Make an exact copy of all the entries, with the pictures left out.

Stored data entries:
+ + + + + + +

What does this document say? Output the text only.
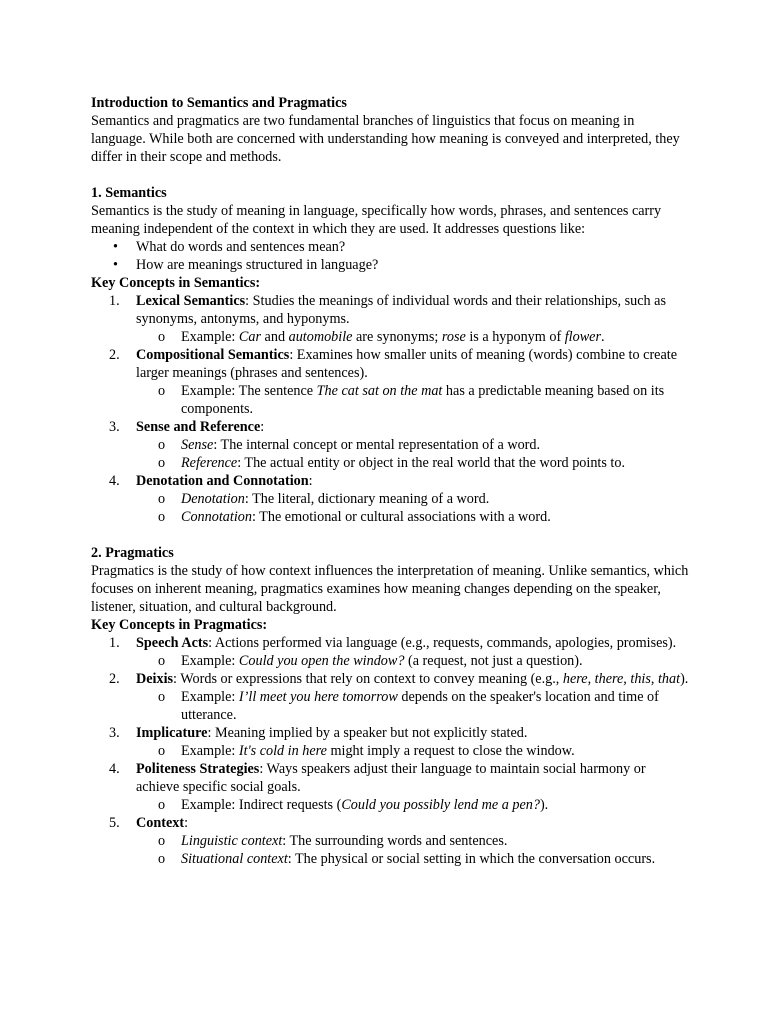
Introduction to Semantics and Pragmatics
Semantics and pragmatics are two fundamental branches of linguistics that focus on meaning in language. While both are concerned with understanding how meaning is conveyed and interpreted, they differ in their scope and methods.
1. Semantics
Semantics is the study of meaning in language, specifically how words, phrases, and sentences carry meaning independent of the context in which they are used. It addresses questions like:
• What do words and sentences mean?
• How are meanings structured in language?
Key Concepts in Semantics:
1. Lexical Semantics: Studies the meanings of individual words and their relationships, such as synonyms, antonyms, and hyponyms.
o Example: Car and automobile are synonyms; rose is a hyponym of flower.
2. Compositional Semantics: Examines how smaller units of meaning (words) combine to create larger meanings (phrases and sentences).
o Example: The sentence The cat sat on the mat has a predictable meaning based on its components.
3. Sense and Reference:
o Sense: The internal concept or mental representation of a word.
o Reference: The actual entity or object in the real world that the word points to.
4. Denotation and Connotation:
o Denotation: The literal, dictionary meaning of a word.
o Connotation: The emotional or cultural associations with a word.
2. Pragmatics
Pragmatics is the study of how context influences the interpretation of meaning. Unlike semantics, which focuses on inherent meaning, pragmatics examines how meaning changes depending on the speaker, listener, situation, and cultural background.
Key Concepts in Pragmatics:
1. Speech Acts: Actions performed via language (e.g., requests, commands, apologies, promises).
o Example: Could you open the window? (a request, not just a question).
2. Deixis: Words or expressions that rely on context to convey meaning (e.g., here, there, this, that).
o Example: I’ll meet you here tomorrow depends on the speaker's location and time of utterance.
3. Implicature: Meaning implied by a speaker but not explicitly stated.
o Example: It's cold in here might imply a request to close the window.
4. Politeness Strategies: Ways speakers adjust their language to maintain social harmony or achieve specific social goals.
o Example: Indirect requests (Could you possibly lend me a pen?).
5. Context:
o Linguistic context: The surrounding words and sentences.
o Situational context: The physical or social setting in which the conversation occurs.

+ + + + + + +

SOLUTION TO THIS PROBLEM:
What does this document say? Output the text only.
Introduction to Semantics and Pragmatics
Semantics and pragmatics are two fundamental branches of linguistics that focus on meaning in language. While both are concerned with understanding how meaning is conveyed and interpreted, they differ in their scope and methods.
1. Semantics
Semantics is the study of meaning in language, specifically how words, phrases, and sentences carry meaning independent of the context in which they are used. It addresses questions like:
• What do words and sentences mean?
• How are meanings structured in language?
Key Concepts in Semantics:
1. Lexical Semantics: Studies the meanings of individual words and their relationships, such as synonyms, antonyms, and hyponyms.
o Example: Car and automobile are synonyms; rose is a hyponym of flower.
2. Compositional Semantics: Examines how smaller units of meaning (words) combine to create larger meanings (phrases and sentences).
o Example: The sentence The cat sat on the mat has a predictable meaning based on its components.
3. Sense and Reference:
o Sense: The internal concept or mental representation of a word.
o Reference: The actual entity or object in the real world that the word points to.
4. Denotation and Connotation:
o Denotation: The literal, dictionary meaning of a word.
o Connotation: The emotional or cultural associations with a word.
2. Pragmatics
Pragmatics is the study of how context influences the interpretation of meaning. Unlike semantics, which focuses on inherent meaning, pragmatics examines how meaning changes depending on the speaker, listener, situation, and cultural background.
Key Concepts in Pragmatics:
1. Speech Acts: Actions performed via language (e.g., requests, commands, apologies, promises).
o Example: Could you open the window? (a request, not just a question).
2. Deixis: Words or expressions that rely on context to convey meaning (e.g., here, there, this, that).
o Example: I’ll meet you here tomorrow depends on the speaker's location and time of utterance.
3. Implicature: Meaning implied by a speaker but not explicitly stated.
o Example: It's cold in here might imply a request to close the window.
4. Politeness Strategies: Ways speakers adjust their language to maintain social harmony or achieve specific social goals.
o Example: Indirect requests (Could you possibly lend me a pen?).
5. Context:
o Linguistic context: The surrounding words and sentences.
o Situational context: The physical or social setting in which the conversation occurs.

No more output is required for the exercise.